# RECORD EXTRACTS:

= = = = =

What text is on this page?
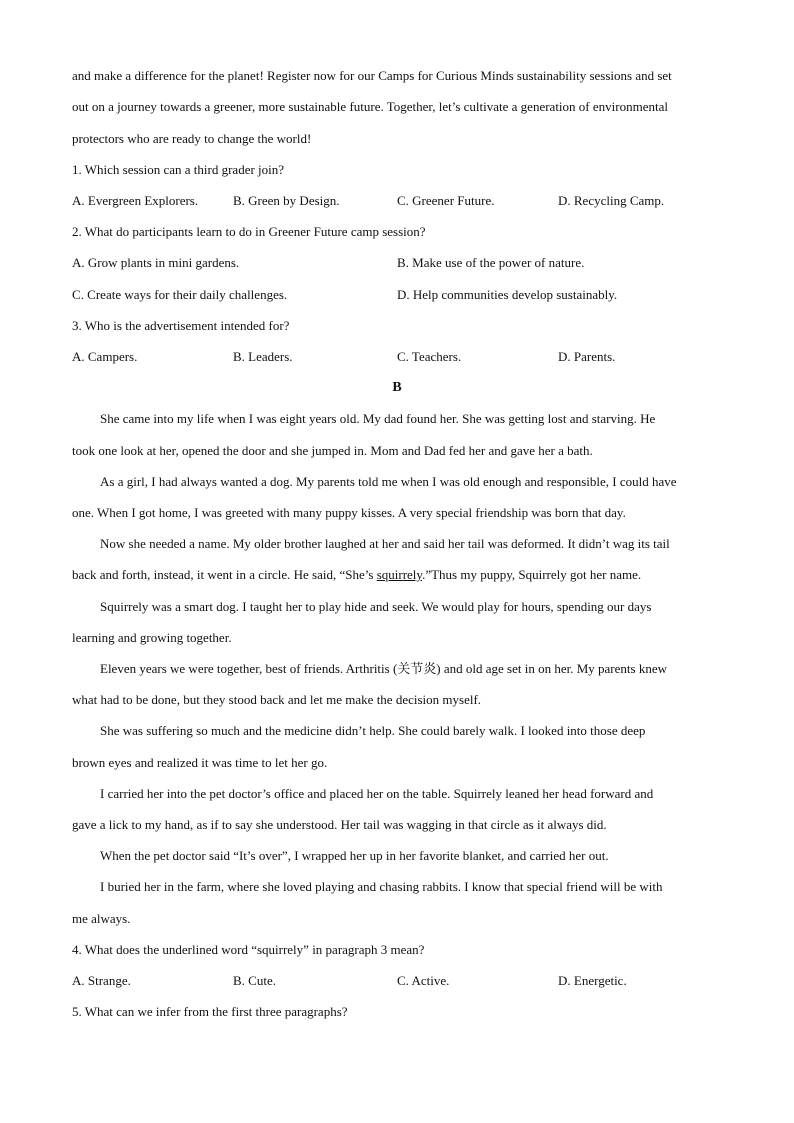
and make a difference for the planet! Register now for our Camps for Curious Minds sustainability sessions and set
out on a journey towards a greener, more sustainable future. Together, let’s cultivate a generation of environmental
protectors who are ready to change the world!
1. Which session can a third grader join?
A. Evergreen Explorers.	B. Green by Design.	C. Greener Future.	D. Recycling Camp.
2. What do participants learn to do in Greener Future camp session?
A. Grow plants in mini gardens.	B. Make use of the power of nature.
C. Create ways for their daily challenges.	D. Help communities develop sustainably.
3. Who is the advertisement intended for?
A. Campers.	B. Leaders.	C. Teachers.	D. Parents.
B
She came into my life when I was eight years old. My dad found her. She was getting lost and starving. He
took one look at her, opened the door and she jumped in. Mom and Dad fed her and gave her a bath.
As a girl, I had always wanted a dog. My parents told me when I was old enough and responsible, I could have
one. When I got home, I was greeted with many puppy kisses. A very special friendship was born that day.
Now she needed a name. My older brother laughed at her and said her tail was deformed. It didn’t wag its tail
back and forth, instead, it went in a circle. He said, “She’s squirrely.”Thus my puppy, Squirrely got her name.
Squirrely was a smart dog. I taught her to play hide and seek. We would play for hours, spending our days
learning and growing together.
Eleven years we were together, best of friends. Arthritis (关节炎) and old age set in on her. My parents knew
what had to be done, but they stood back and let me make the decision myself.
She was suffering so much and the medicine didn’t help. She could barely walk. I looked into those deep
brown eyes and realized it was time to let her go.
I carried her into the pet doctor’s office and placed her on the table. Squirrely leaned her head forward and
gave a lick to my hand, as if to say she understood. Her tail was wagging in that circle as it always did.
When the pet doctor said “It’s over”, I wrapped her up in her favorite blanket, and carried her out.
I buried her in the farm, where she loved playing and chasing rabbits. I know that special friend will be with
me always.
4. What does the underlined word “squirrely” in paragraph 3 mean?
A. Strange.	B. Cute.	C. Active.	D. Energetic.
5. What can we infer from the first three paragraphs?
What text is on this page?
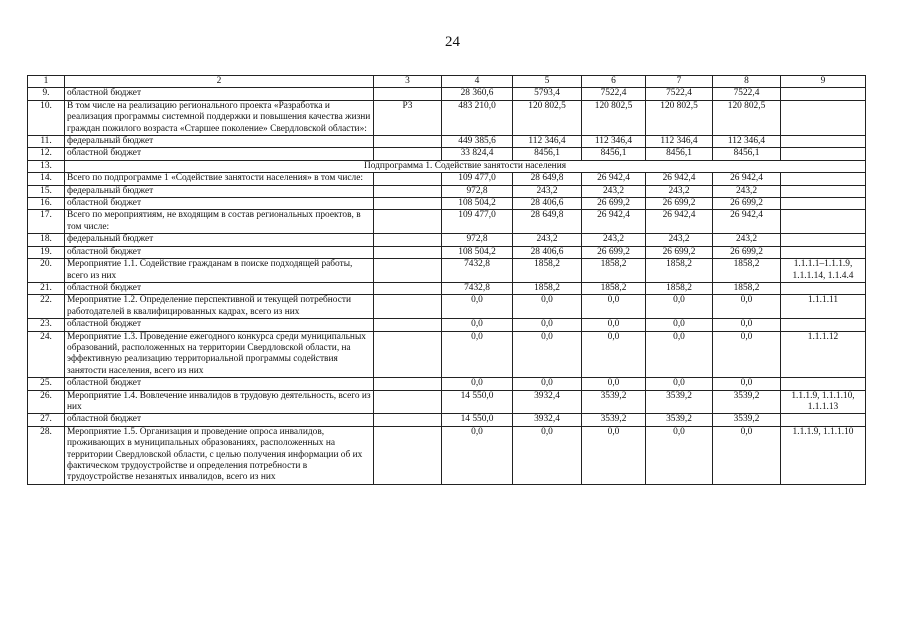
24
1	2	3	4	5	6	7	8	9
9.	областной бюджет		28 360,6	5793,4	7522,4	7522,4	7522,4	
10.	В том числе на реализацию регионального проекта «Разработка и реализация программы системной поддержки и повышения качества жизни граждан пожилого возраста «Старшее поколение» Свердловской области»:	Р3	483 210,0	120 802,5	120 802,5	120 802,5	120 802,5	
11.	федеральный бюджет		449 385,6	112 346,4	112 346,4	112 346,4	112 346,4	
12.	областной бюджет		33 824,4	8456,1	8456,1	8456,1	8456,1	
13.	Подпрограмма 1. Содействие занятости населения							
14.	Всего по подпрограмме 1 «Содействие занятости населения» в том числе:		109 477,0	28 649,8	26 942,4	26 942,4	26 942,4	
15.	федеральный бюджет		972,8	243,2	243,2	243,2	243,2	
16.	областной бюджет		108 504,2	28 406,6	26 699,2	26 699,2	26 699,2	
17.	Всего по мероприятиям, не входящим в состав региональных проектов, в том числе:		109 477,0	28 649,8	26 942,4	26 942,4	26 942,4	
18.	федеральный бюджет		972,8	243,2	243,2	243,2	243,2	
19.	областной бюджет		108 504,2	28 406,6	26 699,2	26 699,2	26 699,2	
20.	Мероприятие 1.1. Содействие гражданам в поиске подходящей работы, всего из них		7432,8	1858,2	1858,2	1858,2	1858,2	1.1.1.1–1.1.1.9, 1.1.1.14, 1.1.4.4
21.	областной бюджет		7432,8	1858,2	1858,2	1858,2	1858,2	
22.	Мероприятие 1.2. Определение перспективной и текущей потребности работодателей в квалифицированных кадрах, всего из них		0,0	0,0	0,0	0,0	0,0	1.1.1.11
23.	областной бюджет		0,0	0,0	0,0	0,0	0,0	
24.	Мероприятие 1.3. Проведение ежегодного конкурса среди муниципальных образований, расположенных на территории Свердловской области, на эффективную реализацию территориальной программы содействия занятости населения, всего из них		0,0	0,0	0,0	0,0	0,0	1.1.1.12
25.	областной бюджет		0,0	0,0	0,0	0,0	0,0	
26.	Мероприятие 1.4. Вовлечение инвалидов в трудовую деятельность, всего из них		14 550,0	3932,4	3539,2	3539,2	3539,2	1.1.1.9, 1.1.1.10, 1.1.1.13
27.	областной бюджет		14 550,0	3932,4	3539,2	3539,2	3539,2	
28.	Мероприятие 1.5. Организация и проведение опроса инвалидов, проживающих в муниципальных образованиях, расположенных на территории Свердловской области, с целью получения информации об их фактическом трудоустройстве и определения потребности в трудоустройстве незанятых инвалидов, всего из них		0,0	0,0	0,0	0,0	0,0	1.1.1.9, 1.1.1.10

= = = = =

# GIVEN REQUEST:
Leave out the pictures, and give all the records again exactly.

# REPLY:
What text is on this page?
and make a difference for the planet! Register now for our Camps for Curious Minds sustainability sessions and set
out on a journey towards a greener, more sustainable future. Together, let’s cultivate a generation of environmental
protectors who are ready to change the world!
1. Which session can a third grader join?
A. Evergreen Explorers.	B. Green by Design.	C. Greener Future.	D. Recycling Camp.
2. What do participants learn to do in Greener Future camp session?
A. Grow plants in mini gardens.	B. Make use of the power of nature.
C. Create ways for their daily challenges.	D. Help communities develop sustainably.
3. Who is the advertisement intended for?
A. Campers.	B. Leaders.	C. Teachers.	D. Parents.
B
She came into my life when I was eight years old. My dad found her. She was getting lost and starving. He
took one look at her, opened the door and she jumped in. Mom and Dad fed her and gave her a bath.
As a girl, I had always wanted a dog. My parents told me when I was old enough and responsible, I could have
one. When I got home, I was greeted with many puppy kisses. A very special friendship was born that day.
Now she needed a name. My older brother laughed at her and said her tail was deformed. It didn’t wag its tail
back and forth, instead, it went in a circle. He said, “She’s squirrely.”Thus my puppy, Squirrely got her name.
Squirrely was a smart dog. I taught her to play hide and seek. We would play for hours, spending our days
learning and growing together.
Eleven years we were together, best of friends. Arthritis (关节炎) and old age set in on her. My parents knew
what had to be done, but they stood back and let me make the decision myself.
She was suffering so much and the medicine didn’t help. She could barely walk. I looked into those deep
brown eyes and realized it was time to let her go.
I carried her into the pet doctor’s office and placed her on the table. Squirrely leaned her head forward and
gave a lick to my hand, as if to say she understood. Her tail was wagging in that circle as it always did.
When the pet doctor said “It’s over”, I wrapped her up in her favorite blanket, and carried her out.
I buried her in the farm, where she loved playing and chasing rabbits. I know that special friend will be with
me always.
4. What does the underlined word “squirrely” in paragraph 3 mean?
A. Strange.	B. Cute.	C. Active.	D. Energetic.
5. What can we infer from the first three paragraphs?
What text is on this page?
24
1	2	3	4	5	6	7	8	9
9.	областной бюджет		28 360,6	5793,4	7522,4	7522,4	7522,4	
10.	В том числе на реализацию регионального проекта «Разработка и реализация программы системной поддержки и повышения качества жизни граждан пожилого возраста «Старшее поколение» Свердловской области»:	Р3	483 210,0	120 802,5	120 802,5	120 802,5	120 802,5	
11.	федеральный бюджет		449 385,6	112 346,4	112 346,4	112 346,4	112 346,4	
12.	областной бюджет		33 824,4	8456,1	8456,1	8456,1	8456,1	
13.	Подпрограмма 1. Содействие занятости населения							
14.	Всего по подпрограмме 1 «Содействие занятости населения» в том числе:		109 477,0	28 649,8	26 942,4	26 942,4	26 942,4	
15.	федеральный бюджет		972,8	243,2	243,2	243,2	243,2	
16.	областной бюджет		108 504,2	28 406,6	26 699,2	26 699,2	26 699,2	
17.	Всего по мероприятиям, не входящим в состав региональных проектов, в том числе:		109 477,0	28 649,8	26 942,4	26 942,4	26 942,4	
18.	федеральный бюджет		972,8	243,2	243,2	243,2	243,2	
19.	областной бюджет		108 504,2	28 406,6	26 699,2	26 699,2	26 699,2	
20.	Мероприятие 1.1. Содействие гражданам в поиске подходящей работы, всего из них		7432,8	1858,2	1858,2	1858,2	1858,2	1.1.1.1–1.1.1.9, 1.1.1.14, 1.1.4.4
21.	областной бюджет		7432,8	1858,2	1858,2	1858,2	1858,2	
22.	Мероприятие 1.2. Определение перспективной и текущей потребности работодателей в квалифицированных кадрах, всего из них		0,0	0,0	0,0	0,0	0,0	1.1.1.11
23.	областной бюджет		0,0	0,0	0,0	0,0	0,0	
24.	Мероприятие 1.3. Проведение ежегодного конкурса среди муниципальных образований, расположенных на территории Свердловской области, на эффективную реализацию территориальной программы содействия занятости населения, всего из них		0,0	0,0	0,0	0,0	0,0	1.1.1.12
25.	областной бюджет		0,0	0,0	0,0	0,0	0,0	
26.	Мероприятие 1.4. Вовлечение инвалидов в трудовую деятельность, всего из них		14 550,0	3932,4	3539,2	3539,2	3539,2	1.1.1.9, 1.1.1.10, 1.1.1.13
27.	областной бюджет		14 550,0	3932,4	3539,2	3539,2	3539,2	
28.	Мероприятие 1.5. Организация и проведение опроса инвалидов, проживающих в муниципальных образованиях, расположенных на территории Свердловской области, с целью получения информации об их фактическом трудоустройстве и определения потребности в трудоустройстве незанятых инвалидов, всего из них		0,0	0,0	0,0	0,0	0,0	1.1.1.9, 1.1.1.10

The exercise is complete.